== RECORD SET

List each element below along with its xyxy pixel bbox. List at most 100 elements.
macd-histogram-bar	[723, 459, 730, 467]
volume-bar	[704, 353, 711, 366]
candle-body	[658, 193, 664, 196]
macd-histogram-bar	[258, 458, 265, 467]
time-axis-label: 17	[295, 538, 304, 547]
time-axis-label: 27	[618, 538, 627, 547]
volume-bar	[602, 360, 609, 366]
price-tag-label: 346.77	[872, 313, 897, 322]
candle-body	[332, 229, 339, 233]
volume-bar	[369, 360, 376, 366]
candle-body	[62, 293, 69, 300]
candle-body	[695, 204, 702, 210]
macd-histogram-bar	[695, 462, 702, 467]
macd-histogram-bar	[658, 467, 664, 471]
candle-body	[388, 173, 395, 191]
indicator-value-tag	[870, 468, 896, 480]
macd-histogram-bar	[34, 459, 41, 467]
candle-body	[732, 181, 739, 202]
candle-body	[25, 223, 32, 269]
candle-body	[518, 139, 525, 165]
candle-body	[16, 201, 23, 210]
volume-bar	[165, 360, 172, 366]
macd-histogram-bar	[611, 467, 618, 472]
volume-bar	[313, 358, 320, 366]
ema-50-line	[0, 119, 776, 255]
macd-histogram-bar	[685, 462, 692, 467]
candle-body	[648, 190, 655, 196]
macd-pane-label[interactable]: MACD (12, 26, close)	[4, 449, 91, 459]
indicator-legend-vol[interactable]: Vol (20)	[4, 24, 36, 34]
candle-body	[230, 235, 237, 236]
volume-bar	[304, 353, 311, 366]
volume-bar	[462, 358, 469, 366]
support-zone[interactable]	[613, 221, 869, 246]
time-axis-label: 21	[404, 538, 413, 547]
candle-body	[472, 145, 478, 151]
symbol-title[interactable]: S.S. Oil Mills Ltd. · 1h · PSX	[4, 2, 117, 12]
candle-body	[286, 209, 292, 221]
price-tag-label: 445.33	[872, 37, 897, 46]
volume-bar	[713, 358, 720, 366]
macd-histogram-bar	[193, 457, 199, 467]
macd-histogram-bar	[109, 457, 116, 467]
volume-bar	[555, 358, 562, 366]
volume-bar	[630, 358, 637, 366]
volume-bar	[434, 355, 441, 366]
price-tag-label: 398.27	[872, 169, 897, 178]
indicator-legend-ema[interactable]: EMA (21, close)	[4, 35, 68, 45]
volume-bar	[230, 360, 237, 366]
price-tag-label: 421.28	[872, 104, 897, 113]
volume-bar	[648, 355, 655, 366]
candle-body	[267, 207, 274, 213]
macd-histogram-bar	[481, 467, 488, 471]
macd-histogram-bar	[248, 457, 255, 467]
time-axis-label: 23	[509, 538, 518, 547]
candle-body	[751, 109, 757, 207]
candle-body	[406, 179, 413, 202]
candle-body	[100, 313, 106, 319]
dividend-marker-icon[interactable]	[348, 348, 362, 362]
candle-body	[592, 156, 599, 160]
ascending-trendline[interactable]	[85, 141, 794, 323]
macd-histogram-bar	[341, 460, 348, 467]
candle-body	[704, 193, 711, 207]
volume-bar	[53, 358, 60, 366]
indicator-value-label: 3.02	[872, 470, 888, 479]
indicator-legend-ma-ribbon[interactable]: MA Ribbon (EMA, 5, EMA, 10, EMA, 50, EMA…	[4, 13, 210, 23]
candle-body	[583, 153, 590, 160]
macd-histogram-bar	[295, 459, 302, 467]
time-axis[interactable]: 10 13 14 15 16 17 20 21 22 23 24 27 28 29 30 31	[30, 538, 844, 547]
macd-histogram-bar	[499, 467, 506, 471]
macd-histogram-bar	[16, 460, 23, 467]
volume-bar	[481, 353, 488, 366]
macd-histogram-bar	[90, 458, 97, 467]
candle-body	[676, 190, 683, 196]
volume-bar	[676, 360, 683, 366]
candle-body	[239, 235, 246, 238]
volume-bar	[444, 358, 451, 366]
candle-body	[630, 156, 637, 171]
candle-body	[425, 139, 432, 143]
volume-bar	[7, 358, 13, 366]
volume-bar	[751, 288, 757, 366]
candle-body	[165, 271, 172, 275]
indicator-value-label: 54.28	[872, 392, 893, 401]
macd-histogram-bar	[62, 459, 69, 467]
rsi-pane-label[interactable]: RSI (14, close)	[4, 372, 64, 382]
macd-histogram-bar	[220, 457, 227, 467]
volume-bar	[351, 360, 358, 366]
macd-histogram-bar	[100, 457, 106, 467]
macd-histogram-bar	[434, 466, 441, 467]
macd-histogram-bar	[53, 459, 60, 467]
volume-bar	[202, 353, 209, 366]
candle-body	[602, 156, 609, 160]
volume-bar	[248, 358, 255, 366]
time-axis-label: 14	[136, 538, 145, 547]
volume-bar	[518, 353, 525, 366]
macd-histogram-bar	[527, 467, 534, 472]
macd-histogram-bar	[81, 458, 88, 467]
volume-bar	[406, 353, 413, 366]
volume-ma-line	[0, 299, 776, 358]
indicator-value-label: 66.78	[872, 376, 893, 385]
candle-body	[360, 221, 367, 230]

====

**DO THIS**: Rewrite these lines with every "candle-body" changed to "candlestick-body", leaving all else the same.

**CORRECT RESPONSE**:
List each element below along with its xyxy pixel bbox. List at most 100 elements.
macd-histogram-bar	[723, 459, 730, 467]
volume-bar	[704, 353, 711, 366]
candlestick-body	[658, 193, 664, 196]
macd-histogram-bar	[258, 458, 265, 467]
time-axis-label: 17	[295, 538, 304, 547]
time-axis-label: 27	[618, 538, 627, 547]
volume-bar	[602, 360, 609, 366]
price-tag-label: 346.77	[872, 313, 897, 322]
candlestick-body	[332, 229, 339, 233]
volume-bar	[369, 360, 376, 366]
candlestick-body	[62, 293, 69, 300]
candlestick-body	[695, 204, 702, 210]
macd-histogram-bar	[695, 462, 702, 467]
macd-histogram-bar	[658, 467, 664, 471]
candlestick-body	[388, 173, 395, 191]
indicator-value-tag	[870, 468, 896, 480]
macd-histogram-bar	[34, 459, 41, 467]
candlestick-body	[732, 181, 739, 202]
candlestick-body	[25, 223, 32, 269]
candlestick-body	[518, 139, 525, 165]
candlestick-body	[16, 201, 23, 210]
volume-bar	[165, 360, 172, 366]
macd-histogram-bar	[611, 467, 618, 472]
volume-bar	[313, 358, 320, 366]
ema-50-line	[0, 119, 776, 255]
macd-histogram-bar	[685, 462, 692, 467]
candlestick-body	[648, 190, 655, 196]
macd-pane-label[interactable]: MACD (12, 26, close)	[4, 449, 91, 459]
indicator-legend-vol[interactable]: Vol (20)	[4, 24, 36, 34]
candlestick-body	[230, 235, 237, 236]
volume-bar	[304, 353, 311, 366]
volume-bar	[462, 358, 469, 366]
support-zone[interactable]	[613, 221, 869, 246]
time-axis-label: 21	[404, 538, 413, 547]
candlestick-body	[472, 145, 478, 151]
symbol-title[interactable]: S.S. Oil Mills Ltd. · 1h · PSX	[4, 2, 117, 12]
candlestick-body	[286, 209, 292, 221]
price-tag-label: 445.33	[872, 37, 897, 46]
volume-bar	[713, 358, 720, 366]
macd-histogram-bar	[193, 457, 199, 467]
macd-histogram-bar	[109, 457, 116, 467]
volume-bar	[555, 358, 562, 366]
volume-bar	[630, 358, 637, 366]
volume-bar	[434, 355, 441, 366]
price-tag-label: 398.27	[872, 169, 897, 178]
indicator-legend-ema[interactable]: EMA (21, close)	[4, 35, 68, 45]
volume-bar	[230, 360, 237, 366]
price-tag-label: 421.28	[872, 104, 897, 113]
volume-bar	[648, 355, 655, 366]
candlestick-body	[267, 207, 274, 213]
macd-histogram-bar	[481, 467, 488, 471]
macd-histogram-bar	[248, 457, 255, 467]
time-axis-label: 23	[509, 538, 518, 547]
candlestick-body	[751, 109, 757, 207]
candlestick-body	[406, 179, 413, 202]
candlestick-body	[100, 313, 106, 319]
dividend-marker-icon[interactable]	[348, 348, 362, 362]
candlestick-body	[592, 156, 599, 160]
ascending-trendline[interactable]	[85, 141, 794, 323]
macd-histogram-bar	[341, 460, 348, 467]
candlestick-body	[704, 193, 711, 207]
volume-bar	[53, 358, 60, 366]
indicator-value-label: 3.02	[872, 470, 888, 479]
indicator-legend-ma-ribbon[interactable]: MA Ribbon (EMA, 5, EMA, 10, EMA, 50, EMA…	[4, 13, 210, 23]
candlestick-body	[583, 153, 590, 160]
macd-histogram-bar	[295, 459, 302, 467]
time-axis[interactable]: 10 13 14 15 16 17 20 21 22 23 24 27 28 29 30 31	[30, 538, 844, 547]
macd-histogram-bar	[499, 467, 506, 471]
macd-histogram-bar	[16, 460, 23, 467]
volume-bar	[481, 353, 488, 366]
macd-histogram-bar	[90, 458, 97, 467]
candlestick-body	[676, 190, 683, 196]
volume-bar	[676, 360, 683, 366]
candlestick-body	[239, 235, 246, 238]
volume-bar	[444, 358, 451, 366]
candlestick-body	[630, 156, 637, 171]
candlestick-body	[425, 139, 432, 143]
volume-bar	[7, 358, 13, 366]
volume-bar	[751, 288, 757, 366]
candlestick-body	[165, 271, 172, 275]
indicator-value-label: 54.28	[872, 392, 893, 401]
macd-histogram-bar	[62, 459, 69, 467]
rsi-pane-label[interactable]: RSI (14, close)	[4, 372, 64, 382]
macd-histogram-bar	[220, 457, 227, 467]
volume-bar	[351, 360, 358, 366]
macd-histogram-bar	[100, 457, 106, 467]
macd-histogram-bar	[434, 466, 441, 467]
macd-histogram-bar	[53, 459, 60, 467]
volume-bar	[202, 353, 209, 366]
candlestick-body	[602, 156, 609, 160]
volume-bar	[248, 358, 255, 366]
time-axis-label: 14	[136, 538, 145, 547]
volume-bar	[518, 353, 525, 366]
macd-histogram-bar	[527, 467, 534, 472]
macd-histogram-bar	[81, 458, 88, 467]
volume-bar	[406, 353, 413, 366]
volume-ma-line	[0, 299, 776, 358]
indicator-value-label: 66.78	[872, 376, 893, 385]
candlestick-body	[360, 221, 367, 230]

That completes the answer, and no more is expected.